» Request
Every record must be transcribed in its entirety, apart from the images, which are to be omitted.

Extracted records
________
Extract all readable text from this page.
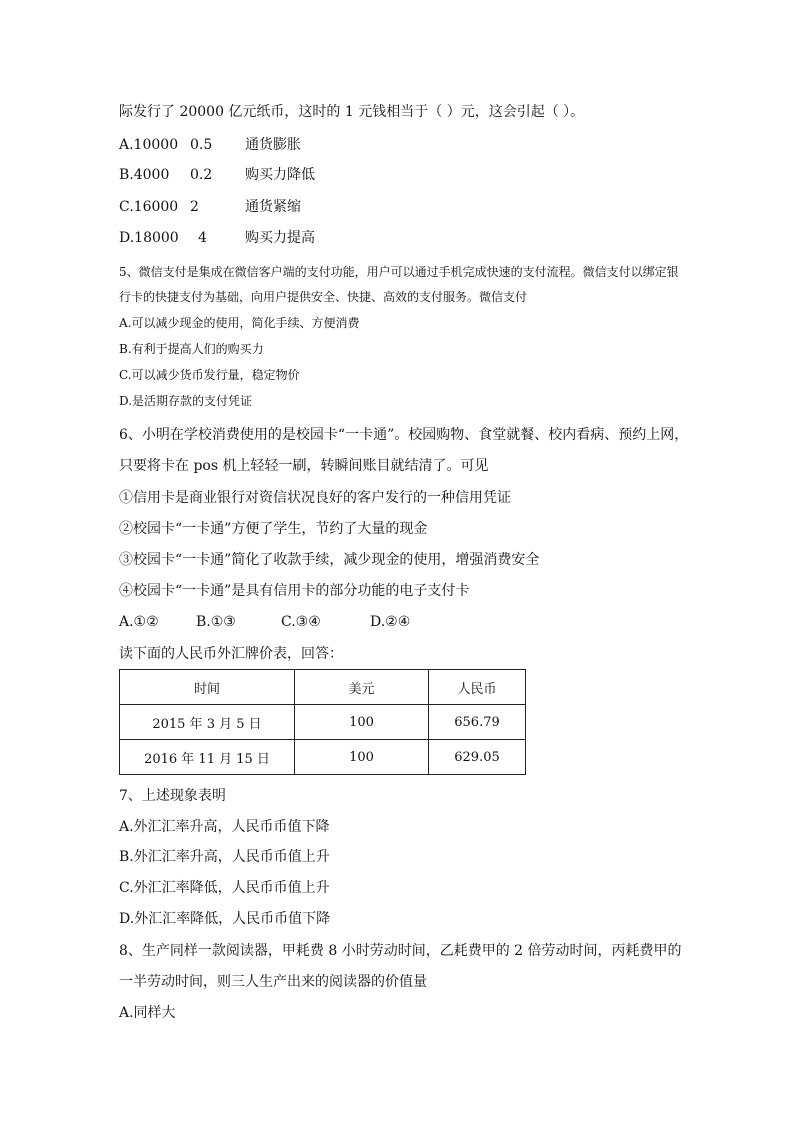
际发行了 20000 亿元纸币，这时的 1 元钱相当于（ ）元，这会引起（ ）。
A.10000 0.5 通货膨胀
B.4000 0.2 购买力降低
C.16000 2	通货紧缩
D.18000 4	购买力提高
5、微信支付是集成在微信客户端的支付功能，用户可以通过手机完成快速的支付流程。微信支付以绑定银
行卡的快捷支付为基础，向用户提供安全、快捷、高效的支付服务。微信支付
A.可以减少现金的使用，简化手续、方便消费
B.有利于提高人们的购买力
C.可以减少货币发行量，稳定物价
D.是活期存款的支付凭证
6、小明在学校消费使用的是校园卡“一卡通”。校园购物、食堂就餐、校内看病、预约上网，
只要将卡在 pos 机上轻轻一刷，转瞬间账目就结清了。可见
①信用卡是商业银行对资信状况良好的客户发行的一种信用凭证
②校园卡“一卡通”方便了学生，节约了大量的现金
③校园卡“一卡通”简化了收款手续，减少现金的使用，增强消费安全
④校园卡“一卡通”是具有信用卡的部分功能的电子支付卡
A.①②	B.①③	C.③④	D.②④
读下面的人民币外汇牌价表，回答：
时间	美元	人民币
2015 年 3 月 5 日	100	656.79
2016 年 11 月 15 日	100	629.05
7、上述现象表明
A.外汇汇率升高，人民币币值下降
B.外汇汇率升高，人民币币值上升
C.外汇汇率降低，人民币币值上升
D.外汇汇率降低，人民币币值下降
8、生产同样一款阅读器，甲耗费 8 小时劳动时间，乙耗费甲的 2 倍劳动时间，丙耗费甲的
一半劳动时间，则三人生产出来的阅读器的价值量
A.同样大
________
» Exercise output
Extract all readable text from this page.
际发行了 20000 亿元纸币，这时的 1 元钱相当于（ ）元，这会引起（ ）。
A.10000 0.5 通货膨胀
B.4000 0.2 购买力降低
C.16000 2	通货紧缩
D.18000 4	购买力提高
5、微信支付是集成在微信客户端的支付功能，用户可以通过手机完成快速的支付流程。微信支付以绑定银
行卡的快捷支付为基础，向用户提供安全、快捷、高效的支付服务。微信支付
A.可以减少现金的使用，简化手续、方便消费
B.有利于提高人们的购买力
C.可以减少货币发行量，稳定物价
D.是活期存款的支付凭证
6、小明在学校消费使用的是校园卡“一卡通”。校园购物、食堂就餐、校内看病、预约上网，
只要将卡在 pos 机上轻轻一刷，转瞬间账目就结清了。可见
①信用卡是商业银行对资信状况良好的客户发行的一种信用凭证
②校园卡“一卡通”方便了学生，节约了大量的现金
③校园卡“一卡通”简化了收款手续，减少现金的使用，增强消费安全
④校园卡“一卡通”是具有信用卡的部分功能的电子支付卡
A.①②	B.①③	C.③④	D.②④
读下面的人民币外汇牌价表，回答：
时间	美元	人民币
2015 年 3 月 5 日	100	656.79
2016 年 11 月 15 日	100	629.05
7、上述现象表明
A.外汇汇率升高，人民币币值下降
B.外汇汇率升高，人民币币值上升
C.外汇汇率降低，人民币币值上升
D.外汇汇率降低，人民币币值下降
8、生产同样一款阅读器，甲耗费 8 小时劳动时间，乙耗费甲的 2 倍劳动时间，丙耗费甲的
一半劳动时间，则三人生产出来的阅读器的价值量
A.同样大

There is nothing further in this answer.